>> begin
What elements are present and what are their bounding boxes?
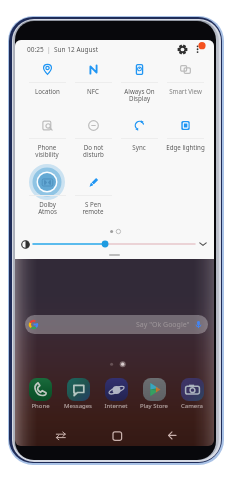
button[interactable]: Do not disturb xyxy=(70,114,116,156)
staticText: Phone xyxy=(31,402,50,410)
staticText: Do not disturb xyxy=(83,143,104,159)
staticText: Phone visibility xyxy=(35,143,59,159)
button[interactable]: Phone visibility xyxy=(24,114,70,156)
staticText: Play Store xyxy=(140,402,168,410)
button[interactable]: Sync xyxy=(116,114,162,156)
staticText: Messages xyxy=(64,402,92,410)
button[interactable]: Dolby Atmos xyxy=(24,171,70,213)
button[interactable]: Play Store xyxy=(137,378,171,410)
staticText: Edge lighting xyxy=(166,143,205,151)
staticText: Always On Display xyxy=(124,87,155,103)
staticText: Sync xyxy=(132,143,146,151)
staticText: S Pen remote xyxy=(82,200,104,216)
button[interactable]: Expand xyxy=(198,239,208,249)
staticText: 00:25 xyxy=(27,45,44,54)
button[interactable]: Messages xyxy=(61,378,95,410)
button[interactable]: Say "Ok Google" xyxy=(25,315,208,334)
staticText: | xyxy=(47,45,51,54)
staticText: NFC xyxy=(87,87,99,95)
button[interactable]: Location xyxy=(24,58,70,100)
staticText: Camera xyxy=(181,402,203,410)
button[interactable]: Smart View xyxy=(162,58,208,100)
button[interactable]: Always On Display xyxy=(116,58,162,100)
staticText: Sun 12 August xyxy=(54,45,99,54)
button[interactable]: Edge lighting xyxy=(162,114,208,156)
staticText: Location xyxy=(35,87,60,95)
button[interactable]: Settings xyxy=(175,42,189,56)
button[interactable]: Phone xyxy=(23,378,57,410)
button[interactable]: NFC xyxy=(70,58,116,100)
button[interactable]: S Pen remote xyxy=(70,171,116,213)
button[interactable]: More options xyxy=(192,42,206,56)
staticText: Internet xyxy=(104,402,128,410)
staticText: Say "Ok Google" xyxy=(136,320,190,330)
button[interactable]: Camera xyxy=(175,378,209,410)
button[interactable]: Internet xyxy=(99,378,133,410)
staticText: Smart View xyxy=(169,87,202,95)
staticText: Dolby Atmos xyxy=(38,200,57,216)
>> end
== The request ==
Pick out every line in the listing above that contains the word "Sync", and copy each one. Case counts.

== Task answer ==
button[interactable]: Sync xyxy=(116,114,162,156)
staticText: Sync xyxy=(132,143,146,151)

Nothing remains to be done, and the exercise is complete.